(Extracts from a graphics dataset)
──────
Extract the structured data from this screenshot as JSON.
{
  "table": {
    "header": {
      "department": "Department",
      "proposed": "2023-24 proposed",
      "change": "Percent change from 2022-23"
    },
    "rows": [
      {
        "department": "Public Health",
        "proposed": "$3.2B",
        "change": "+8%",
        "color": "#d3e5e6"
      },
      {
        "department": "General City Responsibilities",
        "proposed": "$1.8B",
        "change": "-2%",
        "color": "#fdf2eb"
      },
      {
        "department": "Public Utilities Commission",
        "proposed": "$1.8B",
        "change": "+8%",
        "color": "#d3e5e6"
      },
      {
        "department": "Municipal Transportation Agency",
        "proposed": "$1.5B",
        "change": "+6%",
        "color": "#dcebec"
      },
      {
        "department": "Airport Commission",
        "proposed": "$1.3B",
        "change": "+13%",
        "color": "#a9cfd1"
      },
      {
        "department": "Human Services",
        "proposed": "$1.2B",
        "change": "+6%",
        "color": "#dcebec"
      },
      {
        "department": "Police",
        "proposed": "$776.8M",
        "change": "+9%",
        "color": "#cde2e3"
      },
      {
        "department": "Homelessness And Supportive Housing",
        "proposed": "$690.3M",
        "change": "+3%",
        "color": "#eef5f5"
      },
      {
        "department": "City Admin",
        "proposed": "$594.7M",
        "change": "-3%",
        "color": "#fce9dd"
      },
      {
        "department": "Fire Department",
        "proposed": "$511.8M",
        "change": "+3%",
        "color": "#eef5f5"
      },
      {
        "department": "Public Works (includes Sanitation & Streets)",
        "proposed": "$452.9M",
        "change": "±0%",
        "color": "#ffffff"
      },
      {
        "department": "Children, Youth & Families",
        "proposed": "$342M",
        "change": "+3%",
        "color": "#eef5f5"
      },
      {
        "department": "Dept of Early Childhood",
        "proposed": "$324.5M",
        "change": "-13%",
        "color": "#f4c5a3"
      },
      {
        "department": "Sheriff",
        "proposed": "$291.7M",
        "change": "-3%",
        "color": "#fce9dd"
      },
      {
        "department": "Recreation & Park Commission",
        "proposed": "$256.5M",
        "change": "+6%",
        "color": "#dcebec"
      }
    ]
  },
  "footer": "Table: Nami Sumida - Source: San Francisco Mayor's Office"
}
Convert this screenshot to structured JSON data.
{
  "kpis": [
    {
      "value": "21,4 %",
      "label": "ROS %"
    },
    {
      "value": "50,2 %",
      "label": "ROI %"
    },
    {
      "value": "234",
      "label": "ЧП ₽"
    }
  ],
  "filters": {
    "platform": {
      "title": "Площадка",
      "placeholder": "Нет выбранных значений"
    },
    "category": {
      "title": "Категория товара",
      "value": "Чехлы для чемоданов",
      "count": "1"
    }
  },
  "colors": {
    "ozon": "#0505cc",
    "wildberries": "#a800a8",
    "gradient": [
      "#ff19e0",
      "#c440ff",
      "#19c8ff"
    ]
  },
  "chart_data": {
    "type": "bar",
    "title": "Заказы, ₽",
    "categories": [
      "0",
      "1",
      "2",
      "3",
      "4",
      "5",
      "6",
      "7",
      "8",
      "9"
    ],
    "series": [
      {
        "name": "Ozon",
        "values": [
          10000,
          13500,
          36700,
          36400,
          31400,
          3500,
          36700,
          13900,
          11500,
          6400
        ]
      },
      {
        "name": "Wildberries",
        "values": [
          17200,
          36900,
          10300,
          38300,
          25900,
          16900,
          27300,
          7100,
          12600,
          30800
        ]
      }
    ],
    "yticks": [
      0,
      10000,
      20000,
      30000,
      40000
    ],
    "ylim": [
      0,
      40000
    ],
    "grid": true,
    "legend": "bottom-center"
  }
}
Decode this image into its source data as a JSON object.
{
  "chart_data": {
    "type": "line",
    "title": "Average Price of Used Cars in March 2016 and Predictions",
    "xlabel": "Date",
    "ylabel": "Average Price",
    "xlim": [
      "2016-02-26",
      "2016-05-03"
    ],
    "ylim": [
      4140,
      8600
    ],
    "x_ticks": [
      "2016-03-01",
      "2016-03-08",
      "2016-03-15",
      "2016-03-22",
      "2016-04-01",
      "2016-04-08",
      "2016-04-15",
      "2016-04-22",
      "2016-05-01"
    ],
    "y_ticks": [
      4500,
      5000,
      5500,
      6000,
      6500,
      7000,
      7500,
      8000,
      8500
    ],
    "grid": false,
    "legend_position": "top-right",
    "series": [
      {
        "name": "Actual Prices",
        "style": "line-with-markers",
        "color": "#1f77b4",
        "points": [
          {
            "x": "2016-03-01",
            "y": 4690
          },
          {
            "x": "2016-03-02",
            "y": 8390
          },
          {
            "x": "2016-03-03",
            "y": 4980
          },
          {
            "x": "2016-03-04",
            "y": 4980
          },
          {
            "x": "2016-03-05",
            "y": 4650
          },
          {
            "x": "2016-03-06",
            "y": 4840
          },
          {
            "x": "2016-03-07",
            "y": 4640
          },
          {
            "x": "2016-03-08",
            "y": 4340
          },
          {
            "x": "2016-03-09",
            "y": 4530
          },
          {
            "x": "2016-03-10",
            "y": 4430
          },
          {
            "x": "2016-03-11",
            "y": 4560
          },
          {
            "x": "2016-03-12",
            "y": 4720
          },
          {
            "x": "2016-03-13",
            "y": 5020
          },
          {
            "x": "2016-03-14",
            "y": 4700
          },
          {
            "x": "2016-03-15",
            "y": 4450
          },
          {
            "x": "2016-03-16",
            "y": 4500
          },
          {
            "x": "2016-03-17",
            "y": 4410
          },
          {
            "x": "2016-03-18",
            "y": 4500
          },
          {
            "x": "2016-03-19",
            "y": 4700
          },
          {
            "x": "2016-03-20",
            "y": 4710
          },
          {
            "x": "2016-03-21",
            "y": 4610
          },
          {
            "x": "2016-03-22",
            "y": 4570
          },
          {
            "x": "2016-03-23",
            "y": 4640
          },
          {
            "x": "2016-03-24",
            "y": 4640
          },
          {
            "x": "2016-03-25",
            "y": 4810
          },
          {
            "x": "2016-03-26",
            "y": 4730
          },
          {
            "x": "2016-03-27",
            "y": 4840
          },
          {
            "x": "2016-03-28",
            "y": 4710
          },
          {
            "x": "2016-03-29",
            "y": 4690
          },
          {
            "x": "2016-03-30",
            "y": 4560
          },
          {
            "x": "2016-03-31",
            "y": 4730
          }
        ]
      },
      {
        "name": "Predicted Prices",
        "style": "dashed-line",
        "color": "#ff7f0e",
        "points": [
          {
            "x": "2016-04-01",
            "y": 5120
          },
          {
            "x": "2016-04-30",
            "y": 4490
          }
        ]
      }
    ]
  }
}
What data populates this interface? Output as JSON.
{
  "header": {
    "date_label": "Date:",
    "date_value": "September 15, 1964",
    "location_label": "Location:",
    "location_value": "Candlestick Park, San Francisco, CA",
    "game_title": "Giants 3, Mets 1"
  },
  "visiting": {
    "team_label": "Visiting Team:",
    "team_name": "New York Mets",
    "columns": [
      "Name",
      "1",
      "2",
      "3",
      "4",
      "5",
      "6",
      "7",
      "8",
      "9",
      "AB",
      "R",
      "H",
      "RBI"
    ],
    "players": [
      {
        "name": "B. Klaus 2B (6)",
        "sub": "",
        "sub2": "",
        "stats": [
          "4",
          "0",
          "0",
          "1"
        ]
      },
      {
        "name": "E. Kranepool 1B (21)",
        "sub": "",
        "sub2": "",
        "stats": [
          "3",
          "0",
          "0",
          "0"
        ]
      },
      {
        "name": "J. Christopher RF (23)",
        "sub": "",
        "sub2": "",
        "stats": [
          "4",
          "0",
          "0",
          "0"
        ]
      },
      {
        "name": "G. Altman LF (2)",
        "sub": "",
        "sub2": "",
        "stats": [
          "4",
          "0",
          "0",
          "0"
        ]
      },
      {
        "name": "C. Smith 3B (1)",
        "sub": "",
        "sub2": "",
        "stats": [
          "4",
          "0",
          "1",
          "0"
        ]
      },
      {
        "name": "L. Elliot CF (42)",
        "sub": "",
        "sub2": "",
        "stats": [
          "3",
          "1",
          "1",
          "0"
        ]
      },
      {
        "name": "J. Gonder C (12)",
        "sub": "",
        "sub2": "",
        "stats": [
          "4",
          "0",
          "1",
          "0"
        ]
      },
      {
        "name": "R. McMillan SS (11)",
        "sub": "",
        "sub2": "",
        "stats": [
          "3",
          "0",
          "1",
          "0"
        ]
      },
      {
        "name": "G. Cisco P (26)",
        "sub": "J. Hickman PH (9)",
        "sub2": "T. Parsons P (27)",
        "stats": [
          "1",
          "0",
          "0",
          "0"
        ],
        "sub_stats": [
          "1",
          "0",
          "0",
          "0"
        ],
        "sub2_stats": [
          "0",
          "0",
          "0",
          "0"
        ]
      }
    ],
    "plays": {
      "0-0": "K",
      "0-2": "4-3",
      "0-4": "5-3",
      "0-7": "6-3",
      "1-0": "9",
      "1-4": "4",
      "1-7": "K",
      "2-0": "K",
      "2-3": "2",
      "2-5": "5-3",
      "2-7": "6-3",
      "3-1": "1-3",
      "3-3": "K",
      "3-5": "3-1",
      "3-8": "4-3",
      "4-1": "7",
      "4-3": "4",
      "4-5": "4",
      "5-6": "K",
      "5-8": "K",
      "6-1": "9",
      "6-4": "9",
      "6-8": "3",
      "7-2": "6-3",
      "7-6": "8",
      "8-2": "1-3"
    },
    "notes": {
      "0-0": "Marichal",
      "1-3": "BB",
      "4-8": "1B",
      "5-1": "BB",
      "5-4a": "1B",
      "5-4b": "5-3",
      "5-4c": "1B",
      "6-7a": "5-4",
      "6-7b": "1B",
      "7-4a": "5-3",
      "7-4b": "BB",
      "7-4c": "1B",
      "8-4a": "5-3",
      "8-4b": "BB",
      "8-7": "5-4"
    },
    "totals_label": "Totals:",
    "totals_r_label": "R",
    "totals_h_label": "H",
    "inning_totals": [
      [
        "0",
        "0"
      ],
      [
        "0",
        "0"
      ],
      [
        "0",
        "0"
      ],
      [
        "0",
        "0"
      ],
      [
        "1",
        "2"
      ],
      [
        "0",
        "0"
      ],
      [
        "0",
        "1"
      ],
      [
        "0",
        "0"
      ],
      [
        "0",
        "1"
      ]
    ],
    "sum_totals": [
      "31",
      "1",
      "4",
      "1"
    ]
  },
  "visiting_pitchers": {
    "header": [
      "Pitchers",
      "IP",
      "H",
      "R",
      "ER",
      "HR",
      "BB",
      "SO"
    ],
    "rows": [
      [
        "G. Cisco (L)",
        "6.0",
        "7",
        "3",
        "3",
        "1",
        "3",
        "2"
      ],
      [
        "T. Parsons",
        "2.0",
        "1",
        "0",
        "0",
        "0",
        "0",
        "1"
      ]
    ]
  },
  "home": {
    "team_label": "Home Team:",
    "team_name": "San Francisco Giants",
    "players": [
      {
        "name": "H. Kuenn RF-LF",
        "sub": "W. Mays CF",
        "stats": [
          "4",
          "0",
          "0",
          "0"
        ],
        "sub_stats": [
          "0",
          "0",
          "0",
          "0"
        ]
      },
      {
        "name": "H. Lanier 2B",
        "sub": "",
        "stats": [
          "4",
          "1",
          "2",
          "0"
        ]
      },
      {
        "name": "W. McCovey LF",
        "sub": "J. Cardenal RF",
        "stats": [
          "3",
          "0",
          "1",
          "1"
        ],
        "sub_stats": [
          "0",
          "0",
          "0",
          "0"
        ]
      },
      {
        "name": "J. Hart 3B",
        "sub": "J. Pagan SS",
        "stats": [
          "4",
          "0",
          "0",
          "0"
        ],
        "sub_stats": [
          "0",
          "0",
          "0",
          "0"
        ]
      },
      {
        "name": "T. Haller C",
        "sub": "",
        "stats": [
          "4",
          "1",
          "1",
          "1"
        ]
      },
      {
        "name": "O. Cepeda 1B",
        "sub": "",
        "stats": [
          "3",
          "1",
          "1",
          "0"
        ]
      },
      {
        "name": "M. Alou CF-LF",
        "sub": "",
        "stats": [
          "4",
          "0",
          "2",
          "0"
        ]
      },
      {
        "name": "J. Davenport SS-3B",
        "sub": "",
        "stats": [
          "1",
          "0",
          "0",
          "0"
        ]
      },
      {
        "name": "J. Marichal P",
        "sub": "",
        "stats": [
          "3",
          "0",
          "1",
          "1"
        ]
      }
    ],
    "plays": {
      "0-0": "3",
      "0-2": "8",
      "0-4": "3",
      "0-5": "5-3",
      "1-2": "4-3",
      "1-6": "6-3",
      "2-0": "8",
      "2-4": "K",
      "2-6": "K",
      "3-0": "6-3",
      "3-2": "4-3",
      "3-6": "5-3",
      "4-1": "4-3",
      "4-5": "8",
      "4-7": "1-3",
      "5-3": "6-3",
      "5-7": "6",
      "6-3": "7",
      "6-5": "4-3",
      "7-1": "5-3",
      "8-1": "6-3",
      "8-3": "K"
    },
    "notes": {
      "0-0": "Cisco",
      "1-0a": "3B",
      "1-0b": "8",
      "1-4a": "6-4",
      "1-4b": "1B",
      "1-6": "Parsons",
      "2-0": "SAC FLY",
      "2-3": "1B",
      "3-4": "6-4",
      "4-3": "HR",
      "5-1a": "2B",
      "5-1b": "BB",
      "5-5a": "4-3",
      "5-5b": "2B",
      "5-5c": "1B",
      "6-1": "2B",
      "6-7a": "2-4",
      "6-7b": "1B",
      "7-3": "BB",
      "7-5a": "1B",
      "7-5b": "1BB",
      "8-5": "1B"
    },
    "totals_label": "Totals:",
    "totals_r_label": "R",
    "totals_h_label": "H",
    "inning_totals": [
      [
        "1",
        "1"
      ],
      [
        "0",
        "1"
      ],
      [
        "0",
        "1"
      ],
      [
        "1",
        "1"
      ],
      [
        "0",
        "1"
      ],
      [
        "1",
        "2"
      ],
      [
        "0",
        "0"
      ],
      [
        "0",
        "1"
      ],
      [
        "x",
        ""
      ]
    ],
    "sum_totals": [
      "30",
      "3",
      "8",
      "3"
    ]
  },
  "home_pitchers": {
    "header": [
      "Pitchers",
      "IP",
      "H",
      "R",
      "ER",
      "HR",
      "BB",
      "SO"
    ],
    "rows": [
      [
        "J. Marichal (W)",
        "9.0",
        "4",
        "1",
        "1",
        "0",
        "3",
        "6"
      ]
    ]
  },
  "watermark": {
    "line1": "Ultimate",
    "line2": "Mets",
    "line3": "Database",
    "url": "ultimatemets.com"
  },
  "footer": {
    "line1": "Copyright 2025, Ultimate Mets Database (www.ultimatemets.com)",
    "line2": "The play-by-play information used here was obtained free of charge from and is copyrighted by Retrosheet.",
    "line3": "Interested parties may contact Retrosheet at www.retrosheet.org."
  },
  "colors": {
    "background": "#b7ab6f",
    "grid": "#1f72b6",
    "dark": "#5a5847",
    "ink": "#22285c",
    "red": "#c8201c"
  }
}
──────
◆ Short exercise ◆
Your answer should be only the number of lines that hold the word "Parsons".

◆ Written response ◆
3